(Items from a data source)

⁂

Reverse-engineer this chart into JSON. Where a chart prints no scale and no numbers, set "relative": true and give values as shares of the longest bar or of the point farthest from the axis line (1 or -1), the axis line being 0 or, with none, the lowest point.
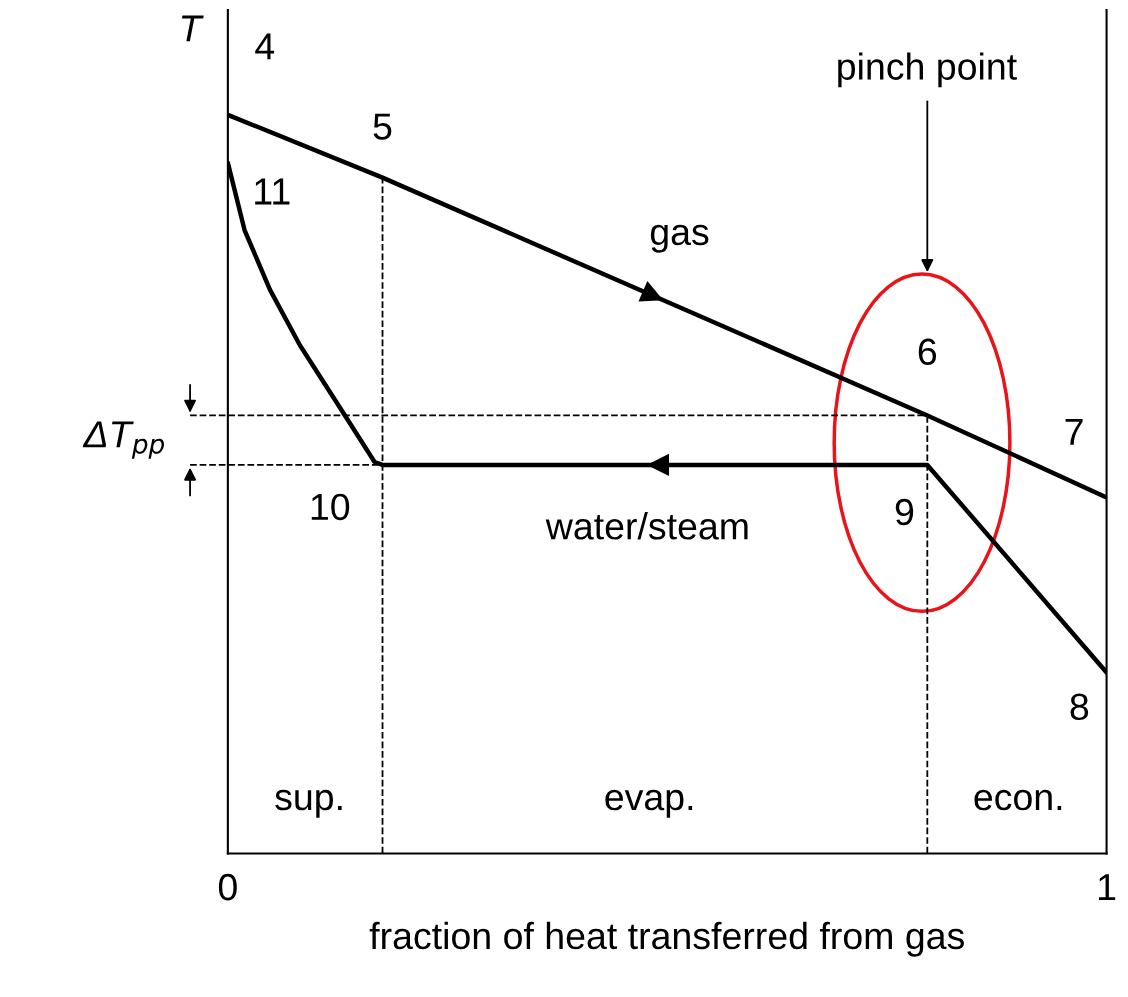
{
  "chart_data": {
    "type": "line",
    "relative": true,
    "xlabel": "fraction of heat transferred from gas",
    "ylabel": "T",
    "xlim": [
      0,
      1
    ],
    "xticks": [
      0,
      1
    ],
    "legend": false,
    "marker": "none",
    "line_style": "solid",
    "series": [
      {
        "color": "#000000",
        "x": [
          0,
          0.176,
          0.796,
          1
        ],
        "values": [
          1.0,
          0.915,
          0.593,
          0.482
        ]
      },
      {
        "color": "#000000",
        "x": [
          1,
          0.796,
          0.176,
          0.167,
          0.122,
          0.082,
          0.048,
          0.019,
          0
        ],
        "values": [
          0.245,
          0.526,
          0.526,
          0.53,
          0.614,
          0.688,
          0.763,
          0.844,
          0.935
        ]
      }
    ],
    "ref_lines": [
      {
        "axis": "x",
        "value": 0.176,
        "line_style": "dashed",
        "color": "#000000"
      },
      {
        "axis": "x",
        "value": 0.796,
        "line_style": "dashed",
        "color": "#000000"
      },
      {
        "axis": "y",
        "value": 0.593,
        "line_style": "dashed",
        "color": "#000000"
      },
      {
        "axis": "y",
        "value": 0.526,
        "line_style": "dashed",
        "color": "#000000"
      }
    ],
    "annotations": [
      "4",
      "5",
      "11",
      "gas",
      "6",
      "7",
      "10",
      "9",
      "water/steam",
      "8",
      "sup.",
      "evap.",
      "econ.",
      "pinch point",
      "ΔT$_{pp}$"
    ]
  }
}
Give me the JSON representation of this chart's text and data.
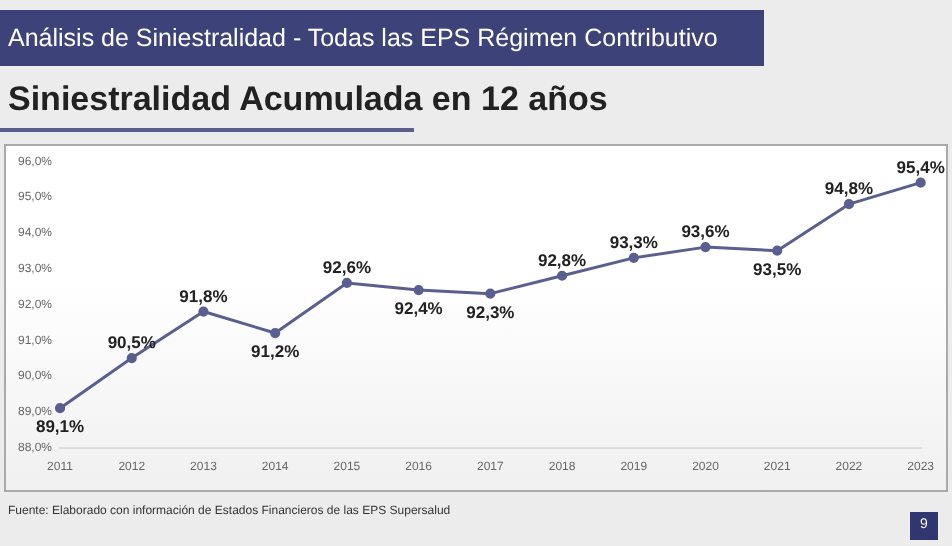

⁂

## Directions for this task
Copy out all the entries exactly. Images stay out of the copy.

## Task result
Reverse-engineer this chart into JSON. Where a chart prints no scale and no numbers, set "relative": true and give values as shares of the longest bar or of the point farthest from the axis line (1 or -1), the axis line being 0 or, with none, the lowest point.
{
  "chart_data": {
    "type": "line",
    "relative": true,
    "xlabel": "fraction of heat transferred from gas",
    "ylabel": "T",
    "xlim": [
      0,
      1
    ],
    "xticks": [
      0,
      1
    ],
    "legend": false,
    "marker": "none",
    "line_style": "solid",
    "series": [
      {
        "color": "#000000",
        "x": [
          0,
          0.176,
          0.796,
          1
        ],
        "values": [
          1.0,
          0.915,
          0.593,
          0.482
        ]
      },
      {
        "color": "#000000",
        "x": [
          1,
          0.796,
          0.176,
          0.167,
          0.122,
          0.082,
          0.048,
          0.019,
          0
        ],
        "values": [
          0.245,
          0.526,
          0.526,
          0.53,
          0.614,
          0.688,
          0.763,
          0.844,
          0.935
        ]
      }
    ],
    "ref_lines": [
      {
        "axis": "x",
        "value": 0.176,
        "line_style": "dashed",
        "color": "#000000"
      },
      {
        "axis": "x",
        "value": 0.796,
        "line_style": "dashed",
        "color": "#000000"
      },
      {
        "axis": "y",
        "value": 0.593,
        "line_style": "dashed",
        "color": "#000000"
      },
      {
        "axis": "y",
        "value": 0.526,
        "line_style": "dashed",
        "color": "#000000"
      }
    ],
    "annotations": [
      "4",
      "5",
      "11",
      "gas",
      "6",
      "7",
      "10",
      "9",
      "water/steam",
      "8",
      "sup.",
      "evap.",
      "econ.",
      "pinch point",
      "ΔT$_{pp}$"
    ]
  }
}
Give me the JSON representation of this chart's text and data.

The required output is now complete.